- [WRITTEN REQUEST] Find each line with the word "Phoenix" in it, then give the total alone.
::: EXERCISE INPUT :::
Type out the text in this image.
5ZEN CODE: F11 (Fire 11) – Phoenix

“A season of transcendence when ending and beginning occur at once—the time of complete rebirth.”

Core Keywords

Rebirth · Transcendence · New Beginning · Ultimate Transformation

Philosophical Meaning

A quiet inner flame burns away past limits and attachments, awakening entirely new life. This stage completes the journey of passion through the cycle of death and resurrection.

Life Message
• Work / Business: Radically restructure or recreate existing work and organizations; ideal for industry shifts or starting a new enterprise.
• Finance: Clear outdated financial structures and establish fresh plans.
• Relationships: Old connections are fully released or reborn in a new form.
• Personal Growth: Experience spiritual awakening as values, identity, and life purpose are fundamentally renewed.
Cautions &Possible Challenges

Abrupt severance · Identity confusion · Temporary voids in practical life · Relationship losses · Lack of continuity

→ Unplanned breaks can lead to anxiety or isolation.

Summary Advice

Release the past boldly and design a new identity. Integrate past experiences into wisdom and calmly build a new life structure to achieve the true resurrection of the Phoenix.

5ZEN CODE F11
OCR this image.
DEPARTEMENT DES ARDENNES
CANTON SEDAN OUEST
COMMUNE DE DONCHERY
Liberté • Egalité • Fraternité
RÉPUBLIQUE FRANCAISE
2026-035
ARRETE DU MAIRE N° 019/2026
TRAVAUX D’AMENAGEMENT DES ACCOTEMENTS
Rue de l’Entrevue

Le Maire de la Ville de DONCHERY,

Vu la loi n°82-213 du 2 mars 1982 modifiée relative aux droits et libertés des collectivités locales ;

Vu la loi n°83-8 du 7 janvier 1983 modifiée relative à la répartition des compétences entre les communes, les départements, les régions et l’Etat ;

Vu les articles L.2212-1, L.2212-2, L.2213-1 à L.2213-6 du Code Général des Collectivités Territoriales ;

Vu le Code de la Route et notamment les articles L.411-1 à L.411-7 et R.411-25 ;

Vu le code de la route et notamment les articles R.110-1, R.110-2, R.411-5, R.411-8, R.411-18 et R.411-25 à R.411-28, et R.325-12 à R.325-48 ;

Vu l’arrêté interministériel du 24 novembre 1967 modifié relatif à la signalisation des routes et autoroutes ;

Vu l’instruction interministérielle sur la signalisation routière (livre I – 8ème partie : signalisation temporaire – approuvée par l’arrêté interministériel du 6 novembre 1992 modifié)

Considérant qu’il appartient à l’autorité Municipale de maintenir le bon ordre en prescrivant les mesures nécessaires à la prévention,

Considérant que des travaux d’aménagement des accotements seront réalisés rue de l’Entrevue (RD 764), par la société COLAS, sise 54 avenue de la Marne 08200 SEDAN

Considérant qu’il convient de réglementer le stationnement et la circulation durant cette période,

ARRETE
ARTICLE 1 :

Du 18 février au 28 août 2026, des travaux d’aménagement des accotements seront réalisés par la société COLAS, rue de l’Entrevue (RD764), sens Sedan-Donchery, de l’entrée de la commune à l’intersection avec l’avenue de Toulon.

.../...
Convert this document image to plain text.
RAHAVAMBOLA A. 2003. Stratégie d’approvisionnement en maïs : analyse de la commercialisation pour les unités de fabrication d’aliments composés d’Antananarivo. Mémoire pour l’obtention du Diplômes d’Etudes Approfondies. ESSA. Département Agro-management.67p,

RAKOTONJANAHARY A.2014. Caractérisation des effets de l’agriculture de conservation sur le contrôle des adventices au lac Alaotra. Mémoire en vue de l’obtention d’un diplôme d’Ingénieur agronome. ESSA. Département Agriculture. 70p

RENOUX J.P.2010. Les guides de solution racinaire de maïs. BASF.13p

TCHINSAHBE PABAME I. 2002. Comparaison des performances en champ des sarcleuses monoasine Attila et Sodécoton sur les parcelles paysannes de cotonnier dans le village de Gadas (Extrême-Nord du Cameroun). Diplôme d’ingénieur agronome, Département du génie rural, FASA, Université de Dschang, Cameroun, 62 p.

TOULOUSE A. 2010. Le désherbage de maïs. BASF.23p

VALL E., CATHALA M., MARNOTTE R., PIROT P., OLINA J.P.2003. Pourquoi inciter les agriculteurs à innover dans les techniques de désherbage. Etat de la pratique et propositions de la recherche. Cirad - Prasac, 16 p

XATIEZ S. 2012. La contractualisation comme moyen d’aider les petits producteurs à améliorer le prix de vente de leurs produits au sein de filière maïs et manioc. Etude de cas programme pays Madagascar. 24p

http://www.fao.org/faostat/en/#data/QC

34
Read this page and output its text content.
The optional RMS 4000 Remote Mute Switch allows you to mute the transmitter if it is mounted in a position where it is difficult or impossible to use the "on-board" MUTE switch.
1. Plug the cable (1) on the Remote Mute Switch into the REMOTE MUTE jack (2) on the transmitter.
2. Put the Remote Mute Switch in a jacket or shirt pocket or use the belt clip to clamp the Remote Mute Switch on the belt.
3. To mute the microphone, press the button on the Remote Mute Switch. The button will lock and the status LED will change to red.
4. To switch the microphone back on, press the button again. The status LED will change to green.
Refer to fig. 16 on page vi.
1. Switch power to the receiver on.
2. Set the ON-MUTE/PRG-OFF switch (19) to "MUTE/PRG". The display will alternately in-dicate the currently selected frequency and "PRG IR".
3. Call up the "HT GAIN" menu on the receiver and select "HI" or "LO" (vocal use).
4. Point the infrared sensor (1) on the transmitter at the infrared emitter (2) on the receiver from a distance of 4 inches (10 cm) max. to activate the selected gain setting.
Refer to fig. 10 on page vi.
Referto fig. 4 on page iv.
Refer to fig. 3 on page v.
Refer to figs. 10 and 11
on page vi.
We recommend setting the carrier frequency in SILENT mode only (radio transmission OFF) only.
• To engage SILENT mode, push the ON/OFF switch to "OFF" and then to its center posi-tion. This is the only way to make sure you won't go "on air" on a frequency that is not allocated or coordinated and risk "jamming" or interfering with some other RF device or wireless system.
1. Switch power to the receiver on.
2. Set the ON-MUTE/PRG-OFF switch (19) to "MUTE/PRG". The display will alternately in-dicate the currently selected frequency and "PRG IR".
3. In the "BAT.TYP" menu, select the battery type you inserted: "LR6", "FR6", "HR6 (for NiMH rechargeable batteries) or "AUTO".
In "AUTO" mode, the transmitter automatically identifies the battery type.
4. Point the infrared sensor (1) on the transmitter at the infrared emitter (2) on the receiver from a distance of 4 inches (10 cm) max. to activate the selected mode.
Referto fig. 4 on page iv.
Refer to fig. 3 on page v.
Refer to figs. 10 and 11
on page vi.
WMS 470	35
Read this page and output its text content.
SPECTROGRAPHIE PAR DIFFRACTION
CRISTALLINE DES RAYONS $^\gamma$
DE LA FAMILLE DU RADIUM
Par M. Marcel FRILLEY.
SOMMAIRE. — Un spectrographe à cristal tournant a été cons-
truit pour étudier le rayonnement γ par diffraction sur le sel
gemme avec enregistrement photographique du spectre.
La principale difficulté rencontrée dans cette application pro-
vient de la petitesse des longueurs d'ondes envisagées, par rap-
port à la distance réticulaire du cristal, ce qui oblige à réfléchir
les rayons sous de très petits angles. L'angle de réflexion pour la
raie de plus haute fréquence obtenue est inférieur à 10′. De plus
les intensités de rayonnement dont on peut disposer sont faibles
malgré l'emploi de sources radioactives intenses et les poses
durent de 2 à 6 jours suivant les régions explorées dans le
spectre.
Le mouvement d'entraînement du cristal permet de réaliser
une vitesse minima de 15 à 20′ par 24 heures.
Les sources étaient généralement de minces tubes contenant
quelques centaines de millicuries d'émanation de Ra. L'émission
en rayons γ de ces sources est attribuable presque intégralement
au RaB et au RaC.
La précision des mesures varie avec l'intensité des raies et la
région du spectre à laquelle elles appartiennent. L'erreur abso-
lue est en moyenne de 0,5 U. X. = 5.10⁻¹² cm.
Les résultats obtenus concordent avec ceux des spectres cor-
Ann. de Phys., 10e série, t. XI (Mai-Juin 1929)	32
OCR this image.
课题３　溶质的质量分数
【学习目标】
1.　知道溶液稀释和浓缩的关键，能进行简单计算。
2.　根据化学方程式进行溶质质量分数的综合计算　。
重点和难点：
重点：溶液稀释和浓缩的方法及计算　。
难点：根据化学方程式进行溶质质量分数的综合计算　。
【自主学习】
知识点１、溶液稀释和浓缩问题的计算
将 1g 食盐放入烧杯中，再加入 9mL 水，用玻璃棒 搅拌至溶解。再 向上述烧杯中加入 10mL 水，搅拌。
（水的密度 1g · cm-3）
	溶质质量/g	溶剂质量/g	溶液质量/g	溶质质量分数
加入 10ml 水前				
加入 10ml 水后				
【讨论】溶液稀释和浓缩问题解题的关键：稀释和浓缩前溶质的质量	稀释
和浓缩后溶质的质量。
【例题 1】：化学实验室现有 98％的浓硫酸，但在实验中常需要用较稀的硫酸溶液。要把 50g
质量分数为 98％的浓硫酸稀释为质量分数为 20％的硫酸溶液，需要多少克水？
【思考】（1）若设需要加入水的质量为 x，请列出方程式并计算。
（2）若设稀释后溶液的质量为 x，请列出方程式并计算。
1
:::
- [EXERCISE RESULT] 2